OBJECTIVE =
In the data below, find each line containing the string "loan" and return it.

INFORMATION GIVEN =

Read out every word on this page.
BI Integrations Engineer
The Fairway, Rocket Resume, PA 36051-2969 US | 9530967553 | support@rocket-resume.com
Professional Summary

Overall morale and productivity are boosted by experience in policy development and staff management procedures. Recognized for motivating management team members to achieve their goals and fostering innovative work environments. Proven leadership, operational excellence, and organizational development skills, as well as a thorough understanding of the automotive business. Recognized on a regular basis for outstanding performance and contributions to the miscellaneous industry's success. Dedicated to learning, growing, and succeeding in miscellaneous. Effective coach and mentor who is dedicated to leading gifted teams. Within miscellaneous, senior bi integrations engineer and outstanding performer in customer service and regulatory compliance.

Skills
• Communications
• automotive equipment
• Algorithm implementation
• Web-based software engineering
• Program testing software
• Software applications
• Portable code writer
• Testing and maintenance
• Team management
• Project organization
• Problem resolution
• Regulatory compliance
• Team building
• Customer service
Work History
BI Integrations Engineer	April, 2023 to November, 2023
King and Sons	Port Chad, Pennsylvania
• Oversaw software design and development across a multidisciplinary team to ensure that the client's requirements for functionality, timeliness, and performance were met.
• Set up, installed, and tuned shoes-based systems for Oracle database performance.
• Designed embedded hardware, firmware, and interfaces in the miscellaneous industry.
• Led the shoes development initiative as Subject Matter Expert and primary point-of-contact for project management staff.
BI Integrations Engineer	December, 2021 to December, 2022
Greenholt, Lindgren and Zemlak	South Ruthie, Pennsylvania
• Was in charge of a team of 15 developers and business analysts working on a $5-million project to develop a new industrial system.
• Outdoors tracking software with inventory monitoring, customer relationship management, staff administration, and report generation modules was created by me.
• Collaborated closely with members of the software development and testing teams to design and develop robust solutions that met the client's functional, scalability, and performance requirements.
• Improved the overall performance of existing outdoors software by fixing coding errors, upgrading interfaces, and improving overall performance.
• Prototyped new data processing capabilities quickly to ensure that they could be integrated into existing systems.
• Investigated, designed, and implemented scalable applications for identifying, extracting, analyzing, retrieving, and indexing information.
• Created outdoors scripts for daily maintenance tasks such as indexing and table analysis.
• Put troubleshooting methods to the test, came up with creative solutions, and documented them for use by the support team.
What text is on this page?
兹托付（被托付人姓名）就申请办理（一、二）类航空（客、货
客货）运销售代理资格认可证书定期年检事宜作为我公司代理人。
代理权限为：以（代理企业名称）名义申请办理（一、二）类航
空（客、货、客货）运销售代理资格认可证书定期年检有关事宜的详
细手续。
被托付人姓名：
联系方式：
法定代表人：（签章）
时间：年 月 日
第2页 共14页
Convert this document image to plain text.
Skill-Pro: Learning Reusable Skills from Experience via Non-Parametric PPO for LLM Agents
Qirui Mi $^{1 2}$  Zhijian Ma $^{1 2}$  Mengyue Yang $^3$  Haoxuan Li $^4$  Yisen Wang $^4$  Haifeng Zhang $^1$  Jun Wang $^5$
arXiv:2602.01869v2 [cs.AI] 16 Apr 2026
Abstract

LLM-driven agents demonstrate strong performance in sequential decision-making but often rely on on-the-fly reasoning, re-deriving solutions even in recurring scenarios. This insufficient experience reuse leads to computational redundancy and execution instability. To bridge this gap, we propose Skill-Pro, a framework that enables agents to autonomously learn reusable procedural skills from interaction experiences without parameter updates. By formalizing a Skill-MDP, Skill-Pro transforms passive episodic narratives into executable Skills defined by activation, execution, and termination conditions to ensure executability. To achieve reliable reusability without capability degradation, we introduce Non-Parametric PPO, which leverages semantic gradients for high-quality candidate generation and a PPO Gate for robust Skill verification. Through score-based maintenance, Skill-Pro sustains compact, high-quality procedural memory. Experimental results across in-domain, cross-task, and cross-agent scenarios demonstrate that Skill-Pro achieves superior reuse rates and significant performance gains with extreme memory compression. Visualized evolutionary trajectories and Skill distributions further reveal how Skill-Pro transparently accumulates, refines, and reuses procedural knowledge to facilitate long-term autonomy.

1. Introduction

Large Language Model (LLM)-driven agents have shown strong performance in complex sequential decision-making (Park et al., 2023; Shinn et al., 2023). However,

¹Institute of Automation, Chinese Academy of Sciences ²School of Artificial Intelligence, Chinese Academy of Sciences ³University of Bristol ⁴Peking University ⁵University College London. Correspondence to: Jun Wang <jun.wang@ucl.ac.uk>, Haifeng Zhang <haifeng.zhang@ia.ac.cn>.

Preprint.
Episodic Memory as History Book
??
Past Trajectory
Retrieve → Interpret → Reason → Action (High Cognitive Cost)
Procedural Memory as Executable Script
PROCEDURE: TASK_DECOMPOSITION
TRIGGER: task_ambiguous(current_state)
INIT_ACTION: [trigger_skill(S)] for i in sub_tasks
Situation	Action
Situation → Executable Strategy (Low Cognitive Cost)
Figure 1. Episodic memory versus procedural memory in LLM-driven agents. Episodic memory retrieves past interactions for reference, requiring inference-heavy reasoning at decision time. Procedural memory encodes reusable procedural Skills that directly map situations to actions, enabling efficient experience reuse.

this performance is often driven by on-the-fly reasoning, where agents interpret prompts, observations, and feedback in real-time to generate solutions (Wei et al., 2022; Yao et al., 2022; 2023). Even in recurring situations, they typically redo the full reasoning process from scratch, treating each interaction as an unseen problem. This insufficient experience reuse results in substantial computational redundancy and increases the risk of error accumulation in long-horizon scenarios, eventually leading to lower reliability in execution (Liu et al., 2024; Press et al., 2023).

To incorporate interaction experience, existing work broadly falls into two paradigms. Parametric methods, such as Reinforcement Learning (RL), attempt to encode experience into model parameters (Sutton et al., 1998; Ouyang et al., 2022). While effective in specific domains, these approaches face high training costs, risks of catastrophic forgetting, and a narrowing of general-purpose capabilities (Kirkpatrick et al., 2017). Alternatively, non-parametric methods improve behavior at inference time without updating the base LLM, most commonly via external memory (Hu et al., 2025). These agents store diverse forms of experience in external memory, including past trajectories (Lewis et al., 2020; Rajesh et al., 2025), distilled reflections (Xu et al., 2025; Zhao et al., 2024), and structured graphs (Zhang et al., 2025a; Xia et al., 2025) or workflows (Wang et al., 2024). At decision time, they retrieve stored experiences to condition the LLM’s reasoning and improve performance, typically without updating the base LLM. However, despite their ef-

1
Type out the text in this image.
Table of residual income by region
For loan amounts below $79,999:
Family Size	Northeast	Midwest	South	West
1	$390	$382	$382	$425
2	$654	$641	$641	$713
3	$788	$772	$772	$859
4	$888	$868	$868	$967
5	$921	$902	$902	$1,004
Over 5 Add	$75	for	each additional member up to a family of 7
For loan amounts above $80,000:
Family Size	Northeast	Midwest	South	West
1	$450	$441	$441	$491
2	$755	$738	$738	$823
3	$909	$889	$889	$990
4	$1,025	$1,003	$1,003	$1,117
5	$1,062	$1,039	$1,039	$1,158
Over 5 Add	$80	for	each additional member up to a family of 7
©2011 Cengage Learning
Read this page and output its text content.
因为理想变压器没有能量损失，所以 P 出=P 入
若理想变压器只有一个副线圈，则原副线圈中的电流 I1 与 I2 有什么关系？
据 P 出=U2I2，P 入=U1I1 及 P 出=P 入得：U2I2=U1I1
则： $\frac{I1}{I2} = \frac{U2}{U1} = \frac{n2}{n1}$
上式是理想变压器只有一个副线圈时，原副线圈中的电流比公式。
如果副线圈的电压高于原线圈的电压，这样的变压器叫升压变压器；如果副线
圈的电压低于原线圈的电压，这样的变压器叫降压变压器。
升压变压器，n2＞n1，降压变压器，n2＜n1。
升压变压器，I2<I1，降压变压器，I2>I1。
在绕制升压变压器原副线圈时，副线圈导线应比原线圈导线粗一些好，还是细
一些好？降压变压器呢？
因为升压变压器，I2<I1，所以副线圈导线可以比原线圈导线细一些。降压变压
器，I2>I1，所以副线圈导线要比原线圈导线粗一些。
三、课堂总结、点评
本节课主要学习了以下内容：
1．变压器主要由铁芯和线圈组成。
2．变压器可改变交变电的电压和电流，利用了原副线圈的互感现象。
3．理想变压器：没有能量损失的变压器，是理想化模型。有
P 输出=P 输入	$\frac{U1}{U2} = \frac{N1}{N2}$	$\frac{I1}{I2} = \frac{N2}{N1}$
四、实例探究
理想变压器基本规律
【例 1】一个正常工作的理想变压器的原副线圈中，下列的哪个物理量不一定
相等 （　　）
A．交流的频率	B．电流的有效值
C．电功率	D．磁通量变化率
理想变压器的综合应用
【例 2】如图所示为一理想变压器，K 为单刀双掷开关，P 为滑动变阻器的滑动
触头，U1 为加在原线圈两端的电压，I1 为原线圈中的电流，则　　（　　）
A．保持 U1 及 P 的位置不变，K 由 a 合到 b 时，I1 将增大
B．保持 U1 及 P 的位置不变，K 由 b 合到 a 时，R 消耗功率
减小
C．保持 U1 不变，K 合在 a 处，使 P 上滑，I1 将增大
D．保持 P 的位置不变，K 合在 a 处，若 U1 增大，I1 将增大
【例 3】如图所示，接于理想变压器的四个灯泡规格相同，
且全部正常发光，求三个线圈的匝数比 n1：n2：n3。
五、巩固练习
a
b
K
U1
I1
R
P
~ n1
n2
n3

ANSWER =
For loan amounts below $79,999:
For loan amounts above $80,000:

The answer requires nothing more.